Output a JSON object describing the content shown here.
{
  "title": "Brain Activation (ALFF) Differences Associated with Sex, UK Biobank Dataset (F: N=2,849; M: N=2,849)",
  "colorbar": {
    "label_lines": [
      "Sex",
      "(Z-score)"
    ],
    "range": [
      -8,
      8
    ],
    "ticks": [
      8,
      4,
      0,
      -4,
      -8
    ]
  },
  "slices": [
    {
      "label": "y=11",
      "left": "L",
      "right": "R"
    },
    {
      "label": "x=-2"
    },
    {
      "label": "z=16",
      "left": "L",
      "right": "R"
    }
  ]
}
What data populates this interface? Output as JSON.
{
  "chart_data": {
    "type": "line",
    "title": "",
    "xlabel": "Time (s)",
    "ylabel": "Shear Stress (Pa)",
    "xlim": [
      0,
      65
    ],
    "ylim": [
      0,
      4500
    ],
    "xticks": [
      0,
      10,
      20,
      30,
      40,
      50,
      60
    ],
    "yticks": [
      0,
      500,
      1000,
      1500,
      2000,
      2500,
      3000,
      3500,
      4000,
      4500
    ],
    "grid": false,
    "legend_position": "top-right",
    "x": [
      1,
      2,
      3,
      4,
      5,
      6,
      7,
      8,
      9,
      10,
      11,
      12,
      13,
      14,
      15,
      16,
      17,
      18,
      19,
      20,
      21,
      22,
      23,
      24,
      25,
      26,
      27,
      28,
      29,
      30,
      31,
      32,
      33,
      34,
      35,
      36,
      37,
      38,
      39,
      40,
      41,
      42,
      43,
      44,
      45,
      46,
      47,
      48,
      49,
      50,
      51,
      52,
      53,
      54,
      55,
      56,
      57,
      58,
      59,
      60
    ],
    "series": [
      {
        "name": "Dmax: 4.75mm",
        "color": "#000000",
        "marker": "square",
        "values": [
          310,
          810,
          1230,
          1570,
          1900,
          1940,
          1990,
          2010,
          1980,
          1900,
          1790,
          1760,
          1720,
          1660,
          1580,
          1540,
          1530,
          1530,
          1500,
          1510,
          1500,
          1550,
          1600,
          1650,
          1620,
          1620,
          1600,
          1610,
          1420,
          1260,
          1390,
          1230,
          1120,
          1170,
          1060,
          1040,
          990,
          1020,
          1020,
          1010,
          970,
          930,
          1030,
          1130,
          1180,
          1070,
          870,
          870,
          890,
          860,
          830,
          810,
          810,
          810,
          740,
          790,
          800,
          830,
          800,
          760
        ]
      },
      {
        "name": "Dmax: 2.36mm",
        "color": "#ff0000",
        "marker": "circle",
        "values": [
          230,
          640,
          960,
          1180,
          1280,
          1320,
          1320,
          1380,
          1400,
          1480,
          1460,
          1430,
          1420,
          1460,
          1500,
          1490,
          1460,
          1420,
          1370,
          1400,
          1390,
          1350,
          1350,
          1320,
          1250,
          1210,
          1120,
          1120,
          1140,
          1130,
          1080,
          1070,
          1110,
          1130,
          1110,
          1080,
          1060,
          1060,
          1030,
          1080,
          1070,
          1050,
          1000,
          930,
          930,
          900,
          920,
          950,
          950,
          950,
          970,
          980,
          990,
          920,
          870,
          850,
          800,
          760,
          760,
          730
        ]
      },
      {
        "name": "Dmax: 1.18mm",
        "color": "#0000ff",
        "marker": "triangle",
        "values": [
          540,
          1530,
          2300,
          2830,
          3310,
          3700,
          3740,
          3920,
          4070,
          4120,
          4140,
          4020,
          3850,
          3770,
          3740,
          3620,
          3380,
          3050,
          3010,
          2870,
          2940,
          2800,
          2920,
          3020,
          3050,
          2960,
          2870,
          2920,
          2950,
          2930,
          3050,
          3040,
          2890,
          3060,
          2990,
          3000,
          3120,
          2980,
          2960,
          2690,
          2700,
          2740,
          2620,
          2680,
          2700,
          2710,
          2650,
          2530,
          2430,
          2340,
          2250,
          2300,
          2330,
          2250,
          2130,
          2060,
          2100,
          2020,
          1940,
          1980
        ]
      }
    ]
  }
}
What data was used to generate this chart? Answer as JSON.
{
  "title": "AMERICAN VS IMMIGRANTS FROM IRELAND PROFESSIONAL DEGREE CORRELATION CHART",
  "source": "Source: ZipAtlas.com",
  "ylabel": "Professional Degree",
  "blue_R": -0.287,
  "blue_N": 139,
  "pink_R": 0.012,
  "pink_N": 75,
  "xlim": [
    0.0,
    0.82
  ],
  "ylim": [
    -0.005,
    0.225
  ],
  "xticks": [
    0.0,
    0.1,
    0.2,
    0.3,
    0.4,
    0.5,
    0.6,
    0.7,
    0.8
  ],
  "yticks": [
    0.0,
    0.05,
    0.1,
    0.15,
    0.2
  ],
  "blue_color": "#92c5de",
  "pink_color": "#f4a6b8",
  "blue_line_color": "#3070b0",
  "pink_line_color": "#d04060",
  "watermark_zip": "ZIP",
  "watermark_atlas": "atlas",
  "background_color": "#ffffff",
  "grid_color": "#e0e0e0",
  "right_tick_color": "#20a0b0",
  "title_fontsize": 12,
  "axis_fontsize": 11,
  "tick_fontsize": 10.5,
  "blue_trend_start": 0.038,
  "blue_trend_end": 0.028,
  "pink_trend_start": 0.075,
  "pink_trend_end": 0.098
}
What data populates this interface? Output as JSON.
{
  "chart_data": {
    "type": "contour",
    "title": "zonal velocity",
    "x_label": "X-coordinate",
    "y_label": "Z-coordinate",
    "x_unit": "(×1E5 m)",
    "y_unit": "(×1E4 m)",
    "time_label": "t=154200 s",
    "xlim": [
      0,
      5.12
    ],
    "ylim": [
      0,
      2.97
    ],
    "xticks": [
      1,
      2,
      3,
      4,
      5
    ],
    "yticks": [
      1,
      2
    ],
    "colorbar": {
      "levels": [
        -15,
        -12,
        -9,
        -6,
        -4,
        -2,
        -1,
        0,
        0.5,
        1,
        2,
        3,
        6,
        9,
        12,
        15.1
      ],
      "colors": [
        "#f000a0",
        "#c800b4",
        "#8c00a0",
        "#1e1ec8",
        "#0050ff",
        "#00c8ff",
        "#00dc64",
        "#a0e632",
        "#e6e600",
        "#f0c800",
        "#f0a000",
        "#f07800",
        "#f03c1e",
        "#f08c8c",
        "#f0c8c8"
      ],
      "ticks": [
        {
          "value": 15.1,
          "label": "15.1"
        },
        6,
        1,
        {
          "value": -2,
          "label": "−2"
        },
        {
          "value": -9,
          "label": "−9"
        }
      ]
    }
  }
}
◇ ◇ ◇ ◇ ◇
## WHAT THE EXERCISE ASKS
Set down every line of the listing above again, exactly as given.

## EXERCISE ANSWER
Output a JSON object describing the content shown here.
{
  "title": "Brain Activation (ALFF) Differences Associated with Sex, UK Biobank Dataset (F: N=2,849; M: N=2,849)",
  "colorbar": {
    "label_lines": [
      "Sex",
      "(Z-score)"
    ],
    "range": [
      -8,
      8
    ],
    "ticks": [
      8,
      4,
      0,
      -4,
      -8
    ]
  },
  "slices": [
    {
      "label": "y=11",
      "left": "L",
      "right": "R"
    },
    {
      "label": "x=-2"
    },
    {
      "label": "z=16",
      "left": "L",
      "right": "R"
    }
  ]
}
What data populates this interface? Output as JSON.
{
  "chart_data": {
    "type": "line",
    "title": "",
    "xlabel": "Time (s)",
    "ylabel": "Shear Stress (Pa)",
    "xlim": [
      0,
      65
    ],
    "ylim": [
      0,
      4500
    ],
    "xticks": [
      0,
      10,
      20,
      30,
      40,
      50,
      60
    ],
    "yticks": [
      0,
      500,
      1000,
      1500,
      2000,
      2500,
      3000,
      3500,
      4000,
      4500
    ],
    "grid": false,
    "legend_position": "top-right",
    "x": [
      1,
      2,
      3,
      4,
      5,
      6,
      7,
      8,
      9,
      10,
      11,
      12,
      13,
      14,
      15,
      16,
      17,
      18,
      19,
      20,
      21,
      22,
      23,
      24,
      25,
      26,
      27,
      28,
      29,
      30,
      31,
      32,
      33,
      34,
      35,
      36,
      37,
      38,
      39,
      40,
      41,
      42,
      43,
      44,
      45,
      46,
      47,
      48,
      49,
      50,
      51,
      52,
      53,
      54,
      55,
      56,
      57,
      58,
      59,
      60
    ],
    "series": [
      {
        "name": "Dmax: 4.75mm",
        "color": "#000000",
        "marker": "square",
        "values": [
          310,
          810,
          1230,
          1570,
          1900,
          1940,
          1990,
          2010,
          1980,
          1900,
          1790,
          1760,
          1720,
          1660,
          1580,
          1540,
          1530,
          1530,
          1500,
          1510,
          1500,
          1550,
          1600,
          1650,
          1620,
          1620,
          1600,
          1610,
          1420,
          1260,
          1390,
          1230,
          1120,
          1170,
          1060,
          1040,
          990,
          1020,
          1020,
          1010,
          970,
          930,
          1030,
          1130,
          1180,
          1070,
          870,
          870,
          890,
          860,
          830,
          810,
          810,
          810,
          740,
          790,
          800,
          830,
          800,
          760
        ]
      },
      {
        "name": "Dmax: 2.36mm",
        "color": "#ff0000",
        "marker": "circle",
        "values": [
          230,
          640,
          960,
          1180,
          1280,
          1320,
          1320,
          1380,
          1400,
          1480,
          1460,
          1430,
          1420,
          1460,
          1500,
          1490,
          1460,
          1420,
          1370,
          1400,
          1390,
          1350,
          1350,
          1320,
          1250,
          1210,
          1120,
          1120,
          1140,
          1130,
          1080,
          1070,
          1110,
          1130,
          1110,
          1080,
          1060,
          1060,
          1030,
          1080,
          1070,
          1050,
          1000,
          930,
          930,
          900,
          920,
          950,
          950,
          950,
          970,
          980,
          990,
          920,
          870,
          850,
          800,
          760,
          760,
          730
        ]
      },
      {
        "name": "Dmax: 1.18mm",
        "color": "#0000ff",
        "marker": "triangle",
        "values": [
          540,
          1530,
          2300,
          2830,
          3310,
          3700,
          3740,
          3920,
          4070,
          4120,
          4140,
          4020,
          3850,
          3770,
          3740,
          3620,
          3380,
          3050,
          3010,
          2870,
          2940,
          2800,
          2920,
          3020,
          3050,
          2960,
          2870,
          2920,
          2950,
          2930,
          3050,
          3040,
          2890,
          3060,
          2990,
          3000,
          3120,
          2980,
          2960,
          2690,
          2700,
          2740,
          2620,
          2680,
          2700,
          2710,
          2650,
          2530,
          2430,
          2340,
          2250,
          2300,
          2330,
          2250,
          2130,
          2060,
          2100,
          2020,
          1940,
          1980
        ]
      }
    ]
  }
}
What data was used to generate this chart? Answer as JSON.
{
  "title": "AMERICAN VS IMMIGRANTS FROM IRELAND PROFESSIONAL DEGREE CORRELATION CHART",
  "source": "Source: ZipAtlas.com",
  "ylabel": "Professional Degree",
  "blue_R": -0.287,
  "blue_N": 139,
  "pink_R": 0.012,
  "pink_N": 75,
  "xlim": [
    0.0,
    0.82
  ],
  "ylim": [
    -0.005,
    0.225
  ],
  "xticks": [
    0.0,
    0.1,
    0.2,
    0.3,
    0.4,
    0.5,
    0.6,
    0.7,
    0.8
  ],
  "yticks": [
    0.0,
    0.05,
    0.1,
    0.15,
    0.2
  ],
  "blue_color": "#92c5de",
  "pink_color": "#f4a6b8",
  "blue_line_color": "#3070b0",
  "pink_line_color": "#d04060",
  "watermark_zip": "ZIP",
  "watermark_atlas": "atlas",
  "background_color": "#ffffff",
  "grid_color": "#e0e0e0",
  "right_tick_color": "#20a0b0",
  "title_fontsize": 12,
  "axis_fontsize": 11,
  "tick_fontsize": 10.5,
  "blue_trend_start": 0.038,
  "blue_trend_end": 0.028,
  "pink_trend_start": 0.075,
  "pink_trend_end": 0.098
}
What data populates this interface? Output as JSON.
{
  "chart_data": {
    "type": "contour",
    "title": "zonal velocity",
    "x_label": "X-coordinate",
    "y_label": "Z-coordinate",
    "x_unit": "(×1E5 m)",
    "y_unit": "(×1E4 m)",
    "time_label": "t=154200 s",
    "xlim": [
      0,
      5.12
    ],
    "ylim": [
      0,
      2.97
    ],
    "xticks": [
      1,
      2,
      3,
      4,
      5
    ],
    "yticks": [
      1,
      2
    ],
    "colorbar": {
      "levels": [
        -15,
        -12,
        -9,
        -6,
        -4,
        -2,
        -1,
        0,
        0.5,
        1,
        2,
        3,
        6,
        9,
        12,
        15.1
      ],
      "colors": [
        "#f000a0",
        "#c800b4",
        "#8c00a0",
        "#1e1ec8",
        "#0050ff",
        "#00c8ff",
        "#00dc64",
        "#a0e632",
        "#e6e600",
        "#f0c800",
        "#f0a000",
        "#f07800",
        "#f03c1e",
        "#f08c8c",
        "#f0c8c8"
      ],
      "ticks": [
        {
          "value": 15.1,
          "label": "15.1"
        },
        6,
        1,
        {
          "value": -2,
          "label": "−2"
        },
        {
          "value": -9,
          "label": "−9"
        }
      ]
    }
  }
}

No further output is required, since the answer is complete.